▶ [EXERCISE REQUIREMENTS] Go through the records line by line and work out how many lines hold the word "detached". Answer with the number only.

>>>

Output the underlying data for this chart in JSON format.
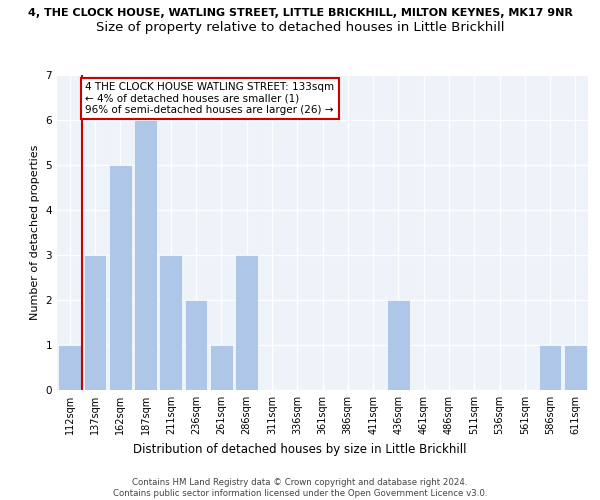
{
  "title1": "4, THE CLOCK HOUSE, WATLING STREET, LITTLE BRICKHILL, MILTON KEYNES, MK17 9NR",
  "title2": "Size of property relative to detached houses in Little Brickhill",
  "xlabel": "Distribution of detached houses by size in Little Brickhill",
  "ylabel": "Number of detached properties",
  "bar_labels": [
    "112sqm",
    "137sqm",
    "162sqm",
    "187sqm",
    "211sqm",
    "236sqm",
    "261sqm",
    "286sqm",
    "311sqm",
    "336sqm",
    "361sqm",
    "386sqm",
    "411sqm",
    "436sqm",
    "461sqm",
    "486sqm",
    "511sqm",
    "536sqm",
    "561sqm",
    "586sqm",
    "611sqm"
  ],
  "values": [
    1,
    3,
    5,
    6,
    3,
    2,
    1,
    3,
    0,
    0,
    0,
    0,
    0,
    2,
    0,
    0,
    0,
    0,
    0,
    1,
    1
  ],
  "bar_color": "#aec6e8",
  "vline_x": 0.5,
  "annotation_text": "4 THE CLOCK HOUSE WATLING STREET: 133sqm\n← 4% of detached houses are smaller (1)\n96% of semi-detached houses are larger (26) →",
  "footnote": "Contains HM Land Registry data © Crown copyright and database right 2024.\nContains public sector information licensed under the Open Government Licence v3.0.",
  "ylim": [
    0,
    7
  ],
  "yticks": [
    0,
    1,
    2,
    3,
    4,
    5,
    6,
    7
  ],
  "bg_color": "#eef3f9",
  "grid_color": "#ffffff",
  "annotation_box_color": "#cc0000",
  "title1_fontsize": 8,
  "title2_fontsize": 9.5,
  "xlabel_fontsize": 8.5,
  "ylabel_fontsize": 8,
  "tick_fontsize": 7,
  "annot_fontsize": 7.5
}
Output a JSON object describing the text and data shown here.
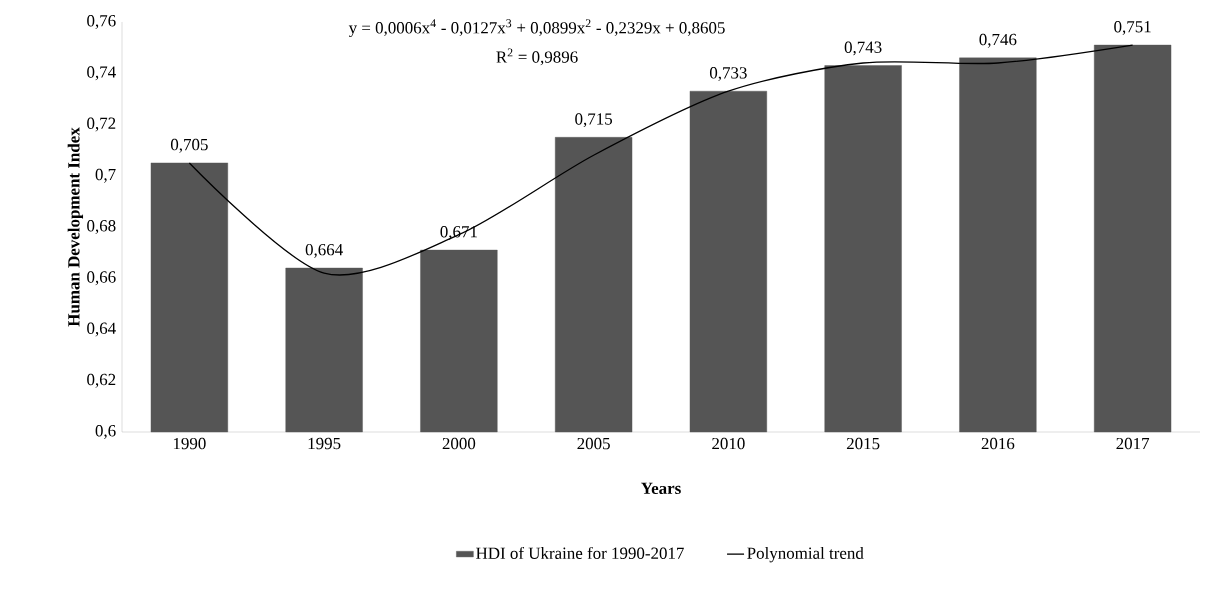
{
  "chart_data": {
    "type": "bar",
    "categories": [
      "1990",
      "1995",
      "2000",
      "2005",
      "2010",
      "2015",
      "2016",
      "2017"
    ],
    "series": [
      {
        "name": "HDI of Ukraine for 1990-2017",
        "color": "#555555",
        "values": [
          0.705,
          0.664,
          0.671,
          0.715,
          0.733,
          0.743,
          0.746,
          0.751
        ],
        "value_labels": [
          "0,705",
          "0,664",
          "0,671",
          "0,715",
          "0,733",
          "0,743",
          "0,746",
          "0,751"
        ]
      },
      {
        "name": "Polynomial trend",
        "type": "line",
        "color": "#000000",
        "line_style": "solid",
        "values": [
          0.705,
          0.662,
          0.677,
          0.708,
          0.733,
          0.744,
          0.744,
          0.751
        ]
      }
    ],
    "xlabel": "Years",
    "ylabel": "Human Development Index",
    "annotations": [
      "y = 0,0006x$^{4}$ - 0,0127x$^{3}$ + 0,0899x$^{2}$ - 0,2329x + 0,8605",
      "R$^{2}$ = 0,9896"
    ],
    "ylim": [
      0.6,
      0.76
    ],
    "yticks": [
      {
        "value": 0.6,
        "label": "0,6"
      },
      {
        "value": 0.62,
        "label": "0,62"
      },
      {
        "value": 0.64,
        "label": "0,64"
      },
      {
        "value": 0.66,
        "label": "0,66"
      },
      {
        "value": 0.68,
        "label": "0,68"
      },
      {
        "value": 0.7,
        "label": "0,7"
      },
      {
        "value": 0.72,
        "label": "0,72"
      },
      {
        "value": 0.74,
        "label": "0,74"
      },
      {
        "value": 0.76,
        "label": "0,76"
      }
    ],
    "legend": "bottom",
    "grid": false,
    "marker": "none"
  }
}
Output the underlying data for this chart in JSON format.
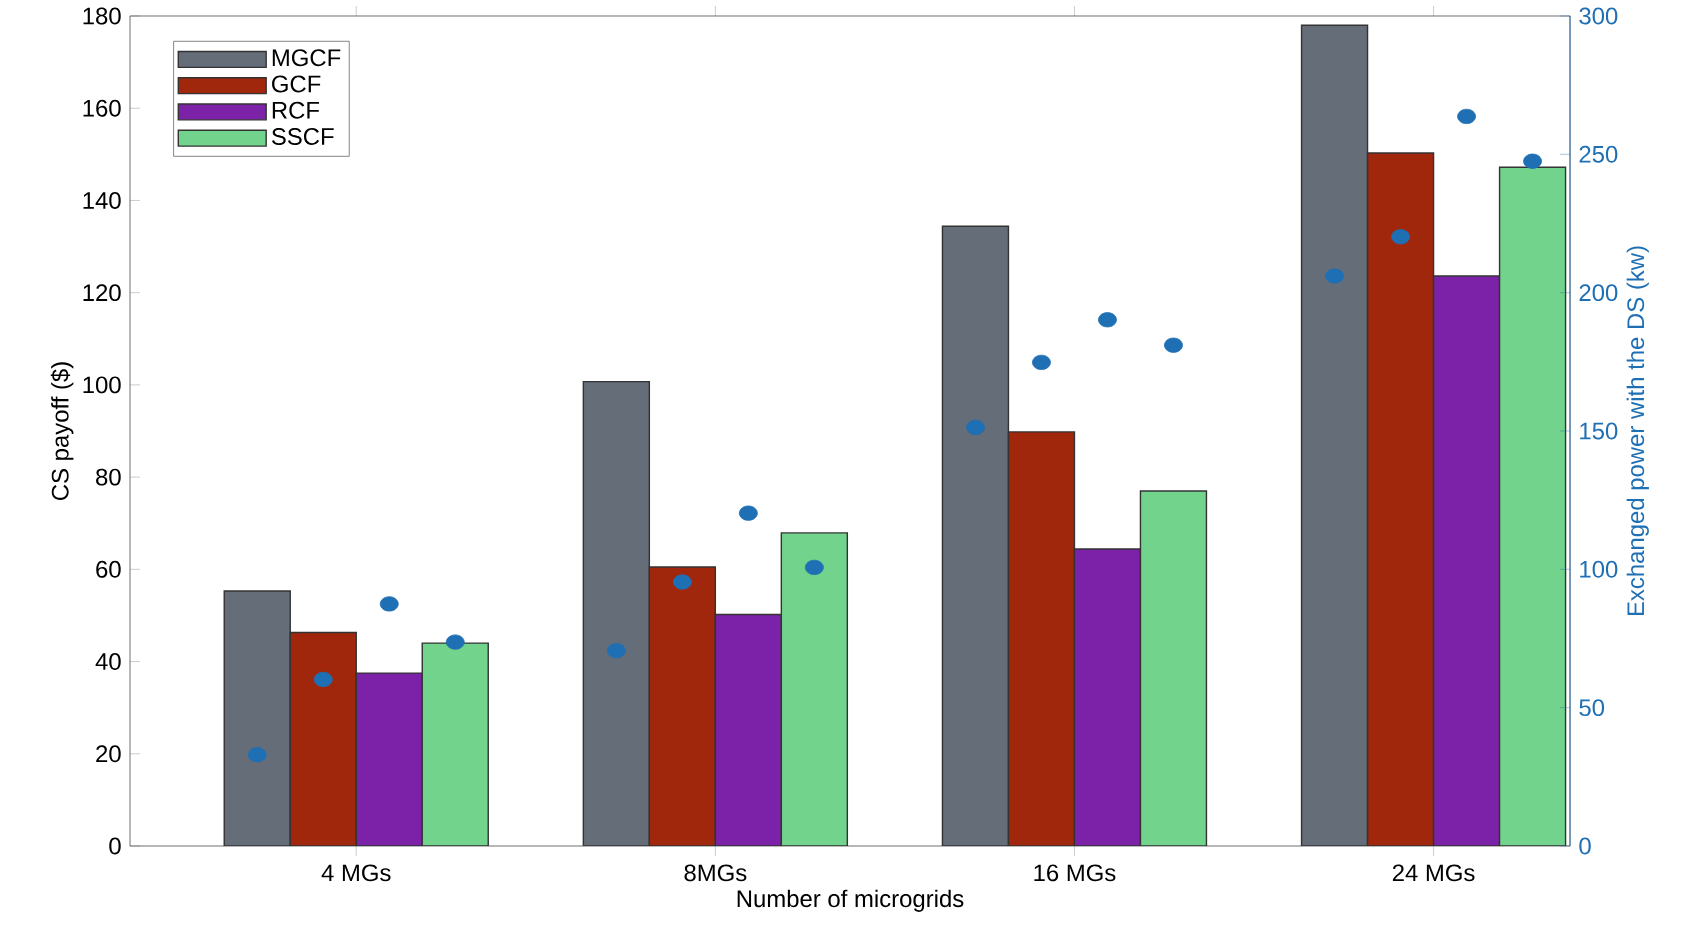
{
  "chart_data": {
    "type": "bar",
    "xlabel": "Number of microgrids",
    "ylabel": "CS payoff ($)",
    "y2label": "Exchanged power with the DS (kw)",
    "categories": [
      "4 MGs",
      "8MGs",
      "16 MGs",
      "24 MGs"
    ],
    "series": [
      {
        "name": "MGCF",
        "color": "#656d78",
        "values": [
          55.3,
          100.7,
          134.4,
          178
        ]
      },
      {
        "name": "GCF",
        "color": "#a0260c",
        "values": [
          46.3,
          60.5,
          89.8,
          150.3
        ]
      },
      {
        "name": "RCF",
        "color": "#7c22a8",
        "values": [
          37.5,
          50.2,
          64.4,
          123.6
        ]
      },
      {
        "name": "SSCF",
        "color": "#72d38c",
        "values": [
          44,
          67.9,
          77,
          147.2
        ]
      },
      {
        "type": "scatter",
        "axis": "y2",
        "marker": "circle",
        "color": "#1f6fb4",
        "x": [
          "4 MGs",
          "8MGs",
          "16 MGs",
          "24 MGs"
        ],
        "values": [
          33,
          70.6,
          151.3,
          206
        ]
      },
      {
        "type": "scatter",
        "axis": "y2",
        "marker": "circle",
        "color": "#1f6fb4",
        "x": [
          "4 MGs",
          "8MGs",
          "16 MGs",
          "24 MGs"
        ],
        "values": [
          60.2,
          95.4,
          174.8,
          220.2
        ]
      },
      {
        "type": "scatter",
        "axis": "y2",
        "marker": "circle",
        "color": "#1f6fb4",
        "x": [
          "4 MGs",
          "8MGs",
          "16 MGs",
          "24 MGs"
        ],
        "values": [
          87.5,
          120.3,
          190.2,
          263.7
        ]
      },
      {
        "type": "scatter",
        "axis": "y2",
        "marker": "circle",
        "color": "#1f6fb4",
        "x": [
          "4 MGs",
          "8MGs",
          "16 MGs",
          "24 MGs"
        ],
        "values": [
          73.7,
          100.7,
          181,
          247.5
        ]
      }
    ],
    "ylim": [
      0,
      180
    ],
    "yticks": [
      0,
      20,
      40,
      60,
      80,
      100,
      120,
      140,
      160,
      180
    ],
    "y2lim": [
      0,
      300
    ],
    "y2ticks": [
      0,
      50,
      100,
      150,
      200,
      250,
      300
    ],
    "legend": "top left"
  }
}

<<<

▶ [SOLUTION BELOW] 4